(Figure dataset records)

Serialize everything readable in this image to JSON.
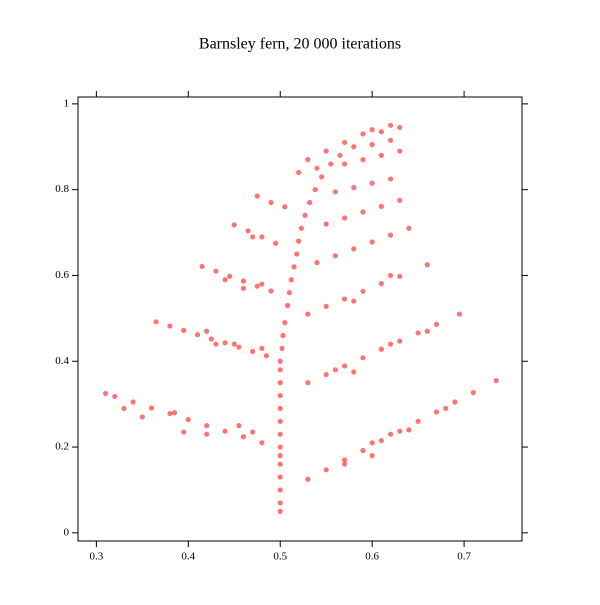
{
  "chart_data": {
    "type": "scatter",
    "title": "Barnsley fern, 20 000 iterations",
    "color": "#ff0000",
    "xlim": [
      0.28,
      0.763
    ],
    "ylim": [
      -0.019,
      1.016
    ],
    "xticks": [
      0.3,
      0.4,
      0.5,
      0.6,
      0.7
    ],
    "yticks": [
      0,
      0.2,
      0.4,
      0.6,
      0.8,
      1
    ],
    "x": [
      0.5,
      0.5,
      0.5,
      0.5,
      0.5,
      0.5,
      0.5,
      0.5,
      0.5,
      0.5,
      0.5,
      0.5,
      0.5,
      0.5,
      0.502,
      0.503,
      0.505,
      0.508,
      0.51,
      0.512,
      0.515,
      0.518,
      0.52,
      0.523,
      0.527,
      0.532,
      0.538,
      0.545,
      0.555,
      0.565,
      0.48,
      0.46,
      0.44,
      0.42,
      0.4,
      0.38,
      0.36,
      0.34,
      0.32,
      0.31,
      0.47,
      0.455,
      0.42,
      0.395,
      0.385,
      0.35,
      0.33,
      0.485,
      0.47,
      0.455,
      0.44,
      0.425,
      0.41,
      0.395,
      0.38,
      0.365,
      0.48,
      0.45,
      0.42,
      0.43,
      0.49,
      0.475,
      0.46,
      0.445,
      0.43,
      0.415,
      0.48,
      0.46,
      0.44,
      0.495,
      0.48,
      0.465,
      0.45,
      0.47,
      0.505,
      0.49,
      0.475,
      0.53,
      0.55,
      0.57,
      0.59,
      0.61,
      0.63,
      0.65,
      0.67,
      0.69,
      0.71,
      0.735,
      0.57,
      0.6,
      0.62,
      0.64,
      0.6,
      0.68,
      0.53,
      0.55,
      0.57,
      0.59,
      0.61,
      0.63,
      0.65,
      0.67,
      0.695,
      0.56,
      0.58,
      0.62,
      0.66,
      0.53,
      0.55,
      0.57,
      0.59,
      0.61,
      0.63,
      0.66,
      0.58,
      0.62,
      0.54,
      0.56,
      0.58,
      0.6,
      0.62,
      0.64,
      0.55,
      0.57,
      0.59,
      0.61,
      0.63,
      0.56,
      0.58,
      0.6,
      0.62,
      0.57,
      0.59,
      0.61,
      0.63,
      0.58,
      0.6,
      0.62,
      0.59,
      0.61,
      0.63,
      0.62,
      0.6,
      0.52,
      0.54,
      0.53,
      0.55,
      0.57
    ],
    "y": [
      0.05,
      0.07,
      0.1,
      0.13,
      0.16,
      0.18,
      0.2,
      0.23,
      0.26,
      0.29,
      0.32,
      0.35,
      0.38,
      0.4,
      0.43,
      0.46,
      0.49,
      0.53,
      0.56,
      0.59,
      0.62,
      0.65,
      0.68,
      0.71,
      0.74,
      0.77,
      0.8,
      0.83,
      0.86,
      0.88,
      0.21,
      0.224,
      0.237,
      0.25,
      0.264,
      0.278,
      0.291,
      0.305,
      0.318,
      0.325,
      0.235,
      0.25,
      0.23,
      0.235,
      0.28,
      0.27,
      0.29,
      0.413,
      0.423,
      0.433,
      0.443,
      0.452,
      0.462,
      0.472,
      0.482,
      0.492,
      0.43,
      0.44,
      0.47,
      0.44,
      0.564,
      0.575,
      0.587,
      0.598,
      0.61,
      0.621,
      0.58,
      0.57,
      0.59,
      0.675,
      0.69,
      0.704,
      0.718,
      0.69,
      0.76,
      0.77,
      0.785,
      0.125,
      0.147,
      0.17,
      0.192,
      0.215,
      0.237,
      0.26,
      0.282,
      0.305,
      0.327,
      0.355,
      0.16,
      0.18,
      0.23,
      0.24,
      0.21,
      0.29,
      0.35,
      0.369,
      0.389,
      0.408,
      0.428,
      0.447,
      0.466,
      0.486,
      0.51,
      0.38,
      0.375,
      0.44,
      0.47,
      0.51,
      0.528,
      0.545,
      0.563,
      0.581,
      0.598,
      0.625,
      0.54,
      0.6,
      0.63,
      0.646,
      0.662,
      0.678,
      0.694,
      0.71,
      0.72,
      0.734,
      0.748,
      0.761,
      0.775,
      0.795,
      0.805,
      0.815,
      0.825,
      0.86,
      0.87,
      0.88,
      0.89,
      0.9,
      0.905,
      0.915,
      0.93,
      0.935,
      0.945,
      0.95,
      0.94,
      0.84,
      0.85,
      0.87,
      0.89,
      0.91
    ]
  }
}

## Instructions for the task
Retype each line of the listing above word for word. Exclude the pictures.

## Answer for this exercise
Serialize everything readable in this image to JSON.
{
  "chart_data": {
    "type": "scatter",
    "title": "Barnsley fern, 20 000 iterations",
    "color": "#ff0000",
    "xlim": [
      0.28,
      0.763
    ],
    "ylim": [
      -0.019,
      1.016
    ],
    "xticks": [
      0.3,
      0.4,
      0.5,
      0.6,
      0.7
    ],
    "yticks": [
      0,
      0.2,
      0.4,
      0.6,
      0.8,
      1
    ],
    "x": [
      0.5,
      0.5,
      0.5,
      0.5,
      0.5,
      0.5,
      0.5,
      0.5,
      0.5,
      0.5,
      0.5,
      0.5,
      0.5,
      0.5,
      0.502,
      0.503,
      0.505,
      0.508,
      0.51,
      0.512,
      0.515,
      0.518,
      0.52,
      0.523,
      0.527,
      0.532,
      0.538,
      0.545,
      0.555,
      0.565,
      0.48,
      0.46,
      0.44,
      0.42,
      0.4,
      0.38,
      0.36,
      0.34,
      0.32,
      0.31,
      0.47,
      0.455,
      0.42,
      0.395,
      0.385,
      0.35,
      0.33,
      0.485,
      0.47,
      0.455,
      0.44,
      0.425,
      0.41,
      0.395,
      0.38,
      0.365,
      0.48,
      0.45,
      0.42,
      0.43,
      0.49,
      0.475,
      0.46,
      0.445,
      0.43,
      0.415,
      0.48,
      0.46,
      0.44,
      0.495,
      0.48,
      0.465,
      0.45,
      0.47,
      0.505,
      0.49,
      0.475,
      0.53,
      0.55,
      0.57,
      0.59,
      0.61,
      0.63,
      0.65,
      0.67,
      0.69,
      0.71,
      0.735,
      0.57,
      0.6,
      0.62,
      0.64,
      0.6,
      0.68,
      0.53,
      0.55,
      0.57,
      0.59,
      0.61,
      0.63,
      0.65,
      0.67,
      0.695,
      0.56,
      0.58,
      0.62,
      0.66,
      0.53,
      0.55,
      0.57,
      0.59,
      0.61,
      0.63,
      0.66,
      0.58,
      0.62,
      0.54,
      0.56,
      0.58,
      0.6,
      0.62,
      0.64,
      0.55,
      0.57,
      0.59,
      0.61,
      0.63,
      0.56,
      0.58,
      0.6,
      0.62,
      0.57,
      0.59,
      0.61,
      0.63,
      0.58,
      0.6,
      0.62,
      0.59,
      0.61,
      0.63,
      0.62,
      0.6,
      0.52,
      0.54,
      0.53,
      0.55,
      0.57
    ],
    "y": [
      0.05,
      0.07,
      0.1,
      0.13,
      0.16,
      0.18,
      0.2,
      0.23,
      0.26,
      0.29,
      0.32,
      0.35,
      0.38,
      0.4,
      0.43,
      0.46,
      0.49,
      0.53,
      0.56,
      0.59,
      0.62,
      0.65,
      0.68,
      0.71,
      0.74,
      0.77,
      0.8,
      0.83,
      0.86,
      0.88,
      0.21,
      0.224,
      0.237,
      0.25,
      0.264,
      0.278,
      0.291,
      0.305,
      0.318,
      0.325,
      0.235,
      0.25,
      0.23,
      0.235,
      0.28,
      0.27,
      0.29,
      0.413,
      0.423,
      0.433,
      0.443,
      0.452,
      0.462,
      0.472,
      0.482,
      0.492,
      0.43,
      0.44,
      0.47,
      0.44,
      0.564,
      0.575,
      0.587,
      0.598,
      0.61,
      0.621,
      0.58,
      0.57,
      0.59,
      0.675,
      0.69,
      0.704,
      0.718,
      0.69,
      0.76,
      0.77,
      0.785,
      0.125,
      0.147,
      0.17,
      0.192,
      0.215,
      0.237,
      0.26,
      0.282,
      0.305,
      0.327,
      0.355,
      0.16,
      0.18,
      0.23,
      0.24,
      0.21,
      0.29,
      0.35,
      0.369,
      0.389,
      0.408,
      0.428,
      0.447,
      0.466,
      0.486,
      0.51,
      0.38,
      0.375,
      0.44,
      0.47,
      0.51,
      0.528,
      0.545,
      0.563,
      0.581,
      0.598,
      0.625,
      0.54,
      0.6,
      0.63,
      0.646,
      0.662,
      0.678,
      0.694,
      0.71,
      0.72,
      0.734,
      0.748,
      0.761,
      0.775,
      0.795,
      0.805,
      0.815,
      0.825,
      0.86,
      0.87,
      0.88,
      0.89,
      0.9,
      0.905,
      0.915,
      0.93,
      0.935,
      0.945,
      0.95,
      0.94,
      0.84,
      0.85,
      0.87,
      0.89,
      0.91
    ]
  }
}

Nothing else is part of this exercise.